BEGIN DATASET EXCERPTS

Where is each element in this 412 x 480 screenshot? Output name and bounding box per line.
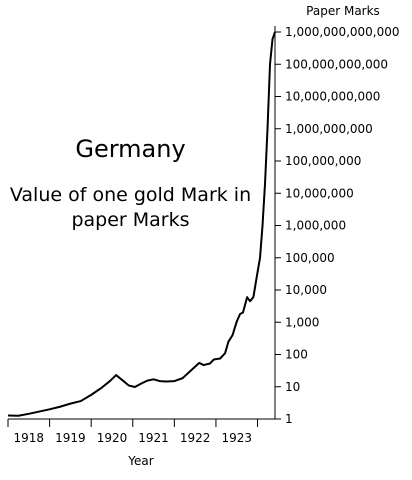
y-tick-label: 100,000 <box>285 251 335 265</box>
chart-title: Germany <box>75 135 186 163</box>
x-tick-label: 1920 <box>97 431 128 445</box>
x-axis-ticks: 1918 1919 1920 1921 1922 1923 <box>7 419 259 445</box>
y-tick-label: 100,000,000 <box>285 154 361 168</box>
y-axis-title: Paper Marks <box>306 4 380 18</box>
series-line <box>7 31 276 417</box>
x-tick-label: 1921 <box>138 431 169 445</box>
y-tick-label: 100,000,000,000 <box>285 57 388 71</box>
x-axis-title: Year <box>127 454 153 468</box>
y-tick-label: 1,000,000,000 <box>285 122 373 136</box>
y-tick-label: 100 <box>285 348 308 362</box>
y-tick-label: 10,000,000 <box>285 186 354 200</box>
y-tick-label: 10 <box>285 380 300 394</box>
chart-subtitle: Value of one gold Mark in paper Marks <box>9 184 252 231</box>
y-tick-label: 10,000 <box>285 283 327 297</box>
y-tick-label: 1,000,000,000,000 <box>285 25 400 39</box>
x-tick-label: 1922 <box>180 431 211 445</box>
x-tick-label: 1918 <box>14 431 45 445</box>
y-tick-label: 1 <box>285 412 293 426</box>
y-tick-label: 1,000 <box>285 315 319 329</box>
y-tick-label: 1,000,000 <box>285 219 346 233</box>
x-tick-label: 1923 <box>221 431 252 445</box>
x-tick-label: 1919 <box>55 431 86 445</box>
y-tick-label: 10,000,000,000 <box>285 90 380 104</box>
y-axis-ticks: 1 10 100 1,000 10,000 100,000 1,000,000 10,000,… <box>275 25 400 426</box>
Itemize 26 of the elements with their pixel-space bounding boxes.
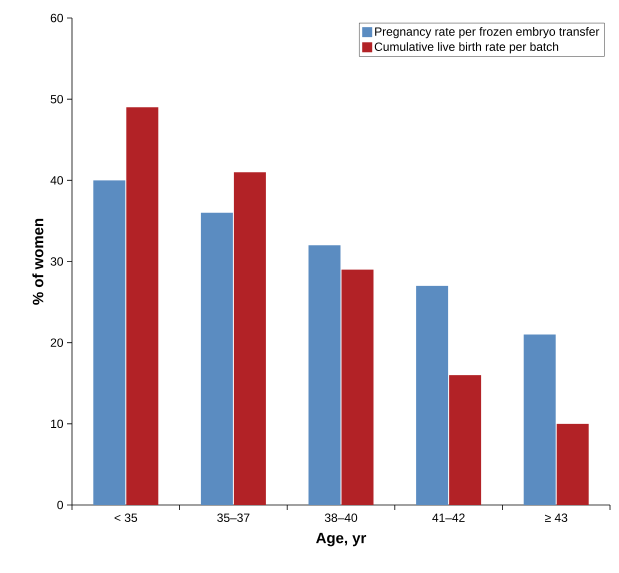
y-tick-label: 30	[50, 257, 64, 266]
bar	[93, 180, 126, 505]
legend-label: Cumulative live birth rate per batch	[374, 42, 558, 54]
bar	[126, 107, 158, 505]
x-tick-label: < 35	[114, 514, 138, 522]
bar	[200, 212, 233, 505]
y-tick-label: 10	[51, 420, 64, 428]
bar	[342, 270, 374, 505]
bar	[234, 172, 266, 505]
y-tick-label: 40	[50, 176, 64, 185]
y-tick-label: 0	[57, 500, 64, 510]
x-axis-title: Age, yr	[316, 532, 366, 546]
y-axis-title: % of women	[32, 218, 44, 305]
legend-label: Pregnancy rate per frozen embryo transfer	[375, 27, 600, 38]
y-tick-label: 60	[50, 14, 64, 22]
y-tick-label: 50	[50, 94, 64, 104]
bar	[308, 245, 341, 505]
bar	[416, 286, 448, 505]
x-tick-label: ≥ 43	[544, 514, 568, 522]
x-tick-label: 41–42	[432, 514, 465, 522]
y-tick-label: 20	[50, 338, 64, 347]
x-tick-label: 38–40	[324, 514, 358, 522]
bar	[556, 424, 589, 505]
bar	[449, 375, 482, 505]
x-tick-label: 35–37	[217, 514, 250, 522]
bar	[524, 334, 556, 505]
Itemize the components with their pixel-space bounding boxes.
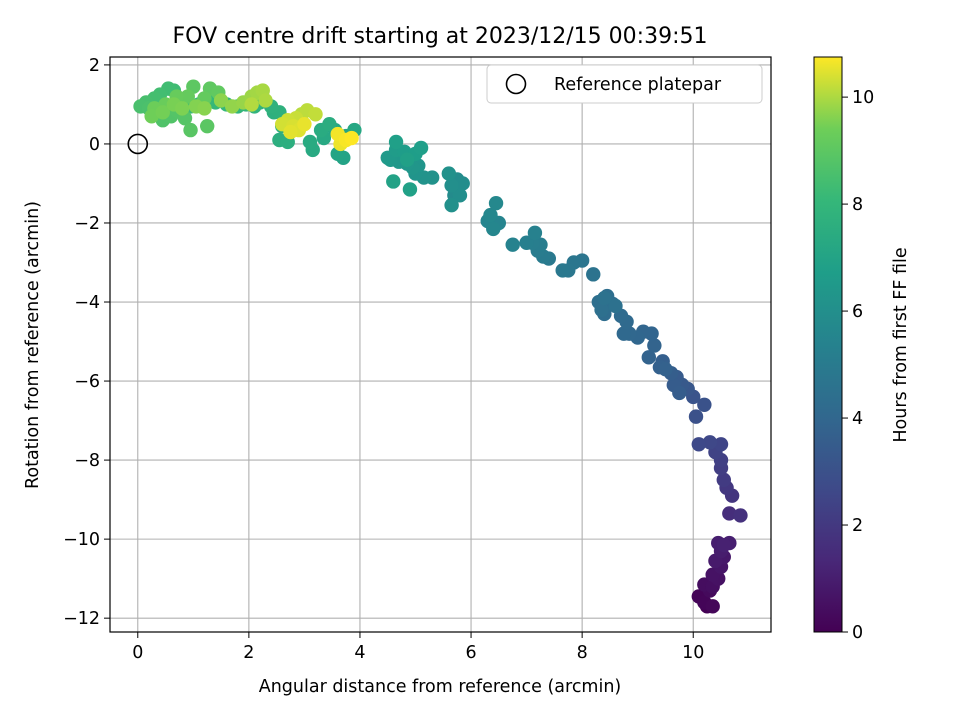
data-point: [308, 107, 323, 122]
data-point: [672, 385, 687, 401]
data-point: [213, 93, 229, 108]
y-tick-label: −12: [63, 609, 100, 629]
data-point: [197, 101, 212, 116]
data-point: [386, 174, 401, 189]
y-tick-label: −2: [74, 214, 100, 234]
x-tick-label: 6: [465, 643, 476, 663]
data-point: [444, 178, 459, 193]
colorbar-tick-label: 10: [852, 88, 874, 108]
y-tick-label: 0: [89, 135, 100, 155]
data-point: [586, 267, 601, 282]
x-tick-label: 10: [682, 643, 704, 663]
x-tick-label: 0: [132, 643, 143, 663]
data-point: [452, 188, 468, 203]
data-point: [175, 101, 190, 116]
colorbar-ticks: 0 2 4 6 8 10: [842, 88, 874, 643]
colorbar-tick-label: 6: [852, 302, 863, 322]
colorbar-tick-label: 8: [852, 195, 863, 215]
plot-frame: [109, 56, 772, 633]
y-tick-label: −4: [74, 293, 100, 313]
data-point: [713, 437, 729, 452]
data-point: [155, 105, 170, 120]
data-point: [488, 196, 504, 211]
data-point: [716, 472, 731, 488]
data-point: [402, 182, 418, 197]
legend-reference-icon: [505, 73, 527, 95]
data-point: [258, 93, 273, 108]
data-point: [702, 435, 718, 450]
legend-entry-reference: Reference platepar: [554, 75, 722, 95]
data-point: [716, 537, 731, 553]
data-point: [283, 124, 298, 140]
data-point: [722, 506, 737, 521]
data-point: [594, 302, 609, 318]
data-point: [616, 326, 632, 341]
data-point: [608, 298, 623, 314]
chart-title: FOV centre drift starting at 2023/12/15 …: [173, 24, 708, 49]
y-tick-label: −6: [74, 372, 100, 392]
grid: [110, 57, 771, 632]
y-tick-label: −8: [74, 451, 100, 471]
data-point: [733, 508, 748, 523]
data-point: [297, 116, 312, 132]
colorbar-gradient: [813, 56, 843, 633]
data-point: [388, 134, 404, 150]
data-point: [244, 97, 259, 112]
data-point: [647, 338, 662, 353]
data-point: [455, 176, 470, 191]
data-point: [444, 197, 459, 213]
y-tick-label: −10: [63, 530, 100, 550]
colorbar-label: Hours from first FF file: [891, 247, 911, 442]
data-point: [399, 152, 415, 167]
data-point: [658, 361, 673, 377]
data-points: [133, 79, 748, 614]
data-point: [697, 397, 712, 412]
y-axis: 2 0 −2 −4 −6 −8 −10 −12: [63, 56, 110, 629]
x-tick-label: 8: [577, 643, 588, 663]
data-point: [322, 116, 337, 132]
colorbar-tick-label: 0: [852, 623, 863, 643]
data-point: [413, 140, 429, 156]
data-point: [505, 237, 520, 252]
data-point: [200, 118, 215, 134]
data-point: [441, 166, 457, 181]
x-axis: 0 2 4 6 8 10: [132, 632, 704, 663]
data-point: [597, 290, 612, 306]
data-point: [691, 437, 706, 452]
data-point: [519, 235, 534, 250]
data-point: [527, 225, 543, 241]
data-point: [180, 89, 195, 104]
legend: Reference platepar: [486, 64, 763, 104]
data-point: [688, 409, 704, 424]
data-point: [344, 130, 359, 146]
colorbar: 0 2 4 6 8 10 Hours from first FF file: [813, 56, 911, 643]
data-point: [302, 134, 318, 150]
data-point: [486, 221, 501, 237]
data-point: [641, 350, 656, 365]
reference-marker: [127, 133, 149, 155]
x-tick-label: 2: [243, 643, 254, 663]
x-tick-label: 4: [354, 643, 365, 663]
data-point: [183, 122, 198, 138]
data-point: [483, 207, 498, 223]
data-point: [555, 263, 570, 278]
data-point: [705, 599, 720, 614]
data-point: [225, 99, 240, 114]
legend-box: [486, 64, 763, 104]
data-point: [144, 109, 159, 124]
y-tick-label: 2: [89, 56, 100, 76]
colorbar-tick-label: 4: [852, 409, 863, 429]
x-axis-label: Angular distance from reference (arcmin): [259, 677, 622, 697]
colorbar-tick-label: 2: [852, 516, 863, 536]
y-axis-label: Rotation from reference (arcmin): [23, 201, 43, 489]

END DATASET EXCERPTS

Set out every line of all the entries above as a single numbered list, skipping any blank lines and leaving out the pictures.

§ **SOLUTION FOR THIS EXERCISE**:
1. Where is each element in this 412 x 480 screenshot? Output name and bounding box per line.
2. y-tick-label: 100,000 <box>285 251 335 265</box>
3. chart-title: Germany <box>75 135 186 163</box>
4. x-tick-label: 1920 <box>97 431 128 445</box>
5. x-axis-ticks: 1918 1919 1920 1921 1922 1923 <box>7 419 259 445</box>
6. y-tick-label: 100,000,000 <box>285 154 361 168</box>
7. y-axis-title: Paper Marks <box>306 4 380 18</box>
8. series-line <box>7 31 276 417</box>
9. x-tick-label: 1921 <box>138 431 169 445</box>
10. y-tick-label: 100,000,000,000 <box>285 57 388 71</box>
11. x-axis-title: Year <box>127 454 153 468</box>
12. y-tick-label: 1,000,000,000 <box>285 122 373 136</box>
13. y-tick-label: 100 <box>285 348 308 362</box>
14. y-tick-label: 10,000,000 <box>285 186 354 200</box>
15. y-tick-label: 10 <box>285 380 300 394</box>
16. chart-subtitle: Value of one gold Mark in paper Marks <box>9 184 252 231</box>
17. y-tick-label: 10,000 <box>285 283 327 297</box>
18. y-tick-label: 1,000,000,000,000 <box>285 25 400 39</box>
19. x-tick-label: 1922 <box>180 431 211 445</box>
20. x-tick-label: 1918 <box>14 431 45 445</box>
21. y-tick-label: 1 <box>285 412 293 426</box>
22. y-tick-label: 1,000 <box>285 315 319 329</box>
23. y-tick-label: 1,000,000 <box>285 219 346 233</box>
24. x-tick-label: 1923 <box>221 431 252 445</box>
25. x-tick-label: 1919 <box>55 431 86 445</box>
26. y-tick-label: 10,000,000,000 <box>285 90 380 104</box>
27. y-axis-ticks: 1 10 100 1,000 10,000 100,000 1,000,000 10,000,… <box>275 25 400 426</box>
28. Itemize 26 of the elements with their pixel-space bounding boxes.
29. y-tick-label: 30	[50, 257, 64, 266]
30. bar	[93, 180, 126, 505]
31. legend-label: Cumulative live birth rate per batch	[374, 42, 558, 54]
32. bar	[126, 107, 158, 505]
33. x-tick-label: < 35	[114, 514, 138, 522]
34. bar	[200, 212, 233, 505]
35. y-tick-label: 10	[51, 420, 64, 428]
36. bar	[342, 270, 374, 505]
37. bar	[234, 172, 266, 505]
38. y-tick-label: 40	[50, 176, 64, 185]
39. y-tick-label: 0	[57, 500, 64, 510]
40. x-axis-title: Age, yr	[316, 532, 366, 546]
41. y-axis-title: % of women	[32, 218, 44, 305]
42. legend-label: Pregnancy rate per frozen embryo transfer	[375, 27, 600, 38]
43. y-tick-label: 60	[50, 14, 64, 22]
44. y-tick-label: 50	[50, 94, 64, 104]
45. bar	[308, 245, 341, 505]
46. bar	[416, 286, 448, 505]
47. x-tick-label: ≥ 43	[544, 514, 568, 522]
48. x-tick-label: 41–42	[432, 514, 465, 522]
49. y-tick-label: 20	[50, 338, 64, 347]
50. x-tick-label: 38–40	[324, 514, 358, 522]
51. bar	[556, 424, 589, 505]
52. bar	[449, 375, 482, 505]
53. x-tick-label: 35–37	[217, 514, 250, 522]
54. bar	[524, 334, 556, 505]
55. Itemize the components with their pixel-space bounding boxes.
56. data-point: [308, 107, 323, 122]
57. data-point: [672, 385, 687, 401]
58. data-point: [213, 93, 229, 108]
59. y-tick-label: −12: [63, 609, 100, 629]
60. data-point: [197, 101, 212, 116]
61. data-point: [386, 174, 401, 189]
62. y-tick-label: −2: [74, 214, 100, 234]
63. x-tick-label: 6: [465, 643, 476, 663]
64. data-point: [444, 178, 459, 193]
65. colorbar-tick-label: 10: [852, 88, 874, 108]
66. y-tick-label: 0: [89, 135, 100, 155]
67. data-point: [586, 267, 601, 282]
68. x-tick-label: 10: [682, 643, 704, 663]
69. x-tick-label: 0: [132, 643, 143, 663]
70. data-point: [452, 188, 468, 203]
71. data-point: [175, 101, 190, 116]
72. colorbar-ticks: 0 2 4 6 8 10: [842, 88, 874, 643]
73. colorbar-tick-label: 6: [852, 302, 863, 322]
74. colorbar-tick-label: 8: [852, 195, 863, 215]
75. plot-frame: [109, 56, 772, 633]
76. y-tick-label: −4: [74, 293, 100, 313]
77. data-point: [713, 437, 729, 452]
78. data-point: [155, 105, 170, 120]
79. data-point: [488, 196, 504, 211]
80. data-point: [716, 472, 731, 488]
81. data-point: [402, 182, 418, 197]
82. legend-reference-icon: [505, 73, 527, 95]
83. data-point: [258, 93, 273, 108]
84. data-point: [702, 435, 718, 450]
85. legend-entry-reference: Reference platepar: [554, 75, 722, 95]
86. data-point: [716, 537, 731, 553]
87. data-point: [283, 124, 298, 140]
88. data-point: [722, 506, 737, 521]
89. data-point: [594, 302, 609, 318]
90. data-point: [616, 326, 632, 341]
91. data-point: [608, 298, 623, 314]
92. chart-title: FOV centre drift starting at 2023/12/15 …: [173, 24, 708, 49]
93. y-tick-label: −6: [74, 372, 100, 392]
94. grid: [110, 57, 771, 632]
95. y-tick-label: −8: [74, 451, 100, 471]
96. data-point: [733, 508, 748, 523]
97. data-point: [297, 116, 312, 132]
98. colorbar-gradient: [813, 56, 843, 633]
99. data-point: [388, 134, 404, 150]
100. data-point: [244, 97, 259, 112]
101. data-point: [647, 338, 662, 353]
102. data-point: [455, 176, 470, 191]
103. data-point: [444, 197, 459, 213]
104. y-tick-label: −10: [63, 530, 100, 550]
105. colorbar-label: Hours from first FF file: [891, 247, 911, 442]
106. data-point: [399, 152, 415, 167]
107. data-point: [658, 361, 673, 377]
108. data-points: [133, 79, 748, 614]
109. data-point: [697, 397, 712, 412]
110. y-axis: 2 0 −2 −4 −6 −8 −10 −12: [63, 56, 110, 629]
111. x-tick-label: 8: [577, 643, 588, 663]
112. data-point: [322, 116, 337, 132]
113. colorbar-tick-label: 0: [852, 623, 863, 643]
114. data-point: [413, 140, 429, 156]
115. data-point: [505, 237, 520, 252]
116. data-point: [200, 118, 215, 134]
117. data-point: [441, 166, 457, 181]
118. x-axis: 0 2 4 6 8 10: [132, 632, 704, 663]
119. data-point: [597, 290, 612, 306]
120. data-point: [691, 437, 706, 452]
121. data-point: [519, 235, 534, 250]
122. data-point: [527, 225, 543, 241]
123. data-point: [180, 89, 195, 104]
124. legend: Reference platepar: [486, 64, 763, 104]
125. data-point: [688, 409, 704, 424]
126. data-point: [344, 130, 359, 146]
127. colorbar: 0 2 4 6 8 10 Hours from first FF file: [813, 56, 911, 643]
128. data-point: [302, 134, 318, 150]
129. data-point: [486, 221, 501, 237]
130. data-point: [641, 350, 656, 365]
131. reference-marker: [127, 133, 149, 155]
132. x-tick-label: 2: [243, 643, 254, 663]
133. x-tick-label: 4: [354, 643, 365, 663]
134. data-point: [183, 122, 198, 138]
135. data-point: [483, 207, 498, 223]
136. data-point: [555, 263, 570, 278]
137. data-point: [705, 599, 720, 614]
138. data-point: [225, 99, 240, 114]
139. legend-box: [486, 64, 763, 104]
140. data-point: [144, 109, 159, 124]
141. y-tick-label: 2: [89, 56, 100, 76]
142. colorbar-tick-label: 4: [852, 409, 863, 429]
143. x-axis-label: Angular distance from reference (arcmin): [259, 677, 622, 697]
144. colorbar-tick-label: 2: [852, 516, 863, 536]
145. y-axis-label: Rotation from reference (arcmin): [23, 201, 43, 489]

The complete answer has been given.